§ **EXERCISE DATA**

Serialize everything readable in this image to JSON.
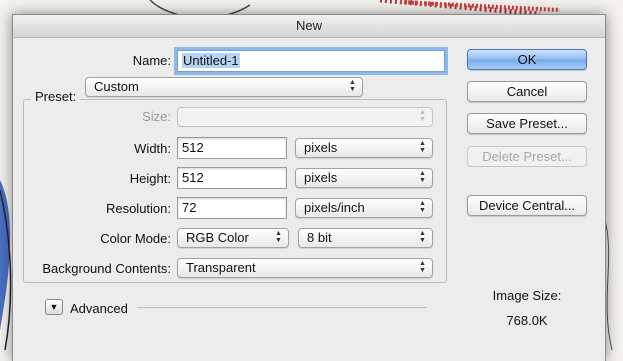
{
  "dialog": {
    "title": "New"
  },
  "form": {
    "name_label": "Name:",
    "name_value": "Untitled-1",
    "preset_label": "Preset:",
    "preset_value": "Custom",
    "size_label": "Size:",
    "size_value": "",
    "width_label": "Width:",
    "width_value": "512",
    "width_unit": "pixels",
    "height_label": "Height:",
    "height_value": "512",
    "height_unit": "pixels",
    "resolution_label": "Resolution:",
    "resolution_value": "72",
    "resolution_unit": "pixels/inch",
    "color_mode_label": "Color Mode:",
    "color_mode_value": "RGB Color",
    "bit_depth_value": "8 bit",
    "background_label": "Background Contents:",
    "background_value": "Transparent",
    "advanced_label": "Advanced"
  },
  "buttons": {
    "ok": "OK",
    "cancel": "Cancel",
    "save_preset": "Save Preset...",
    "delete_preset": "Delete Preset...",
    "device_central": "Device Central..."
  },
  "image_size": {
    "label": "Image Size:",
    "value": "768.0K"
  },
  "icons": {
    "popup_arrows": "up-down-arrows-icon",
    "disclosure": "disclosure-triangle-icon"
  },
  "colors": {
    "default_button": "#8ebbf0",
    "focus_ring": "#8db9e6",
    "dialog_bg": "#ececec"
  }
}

§ **PROBLEM REQUIREMENTS**
Make an exact copy of the data above, pictures excluded.

§ **OUTPUT FOR THIS TASK**
Serialize everything readable in this image to JSON.
{
  "dialog": {
    "title": "New"
  },
  "form": {
    "name_label": "Name:",
    "name_value": "Untitled-1",
    "preset_label": "Preset:",
    "preset_value": "Custom",
    "size_label": "Size:",
    "size_value": "",
    "width_label": "Width:",
    "width_value": "512",
    "width_unit": "pixels",
    "height_label": "Height:",
    "height_value": "512",
    "height_unit": "pixels",
    "resolution_label": "Resolution:",
    "resolution_value": "72",
    "resolution_unit": "pixels/inch",
    "color_mode_label": "Color Mode:",
    "color_mode_value": "RGB Color",
    "bit_depth_value": "8 bit",
    "background_label": "Background Contents:",
    "background_value": "Transparent",
    "advanced_label": "Advanced"
  },
  "buttons": {
    "ok": "OK",
    "cancel": "Cancel",
    "save_preset": "Save Preset...",
    "delete_preset": "Delete Preset...",
    "device_central": "Device Central..."
  },
  "image_size": {
    "label": "Image Size:",
    "value": "768.0K"
  },
  "icons": {
    "popup_arrows": "up-down-arrows-icon",
    "disclosure": "disclosure-triangle-icon"
  },
  "colors": {
    "default_button": "#8ebbf0",
    "focus_ring": "#8db9e6",
    "dialog_bg": "#ececec"
  }
}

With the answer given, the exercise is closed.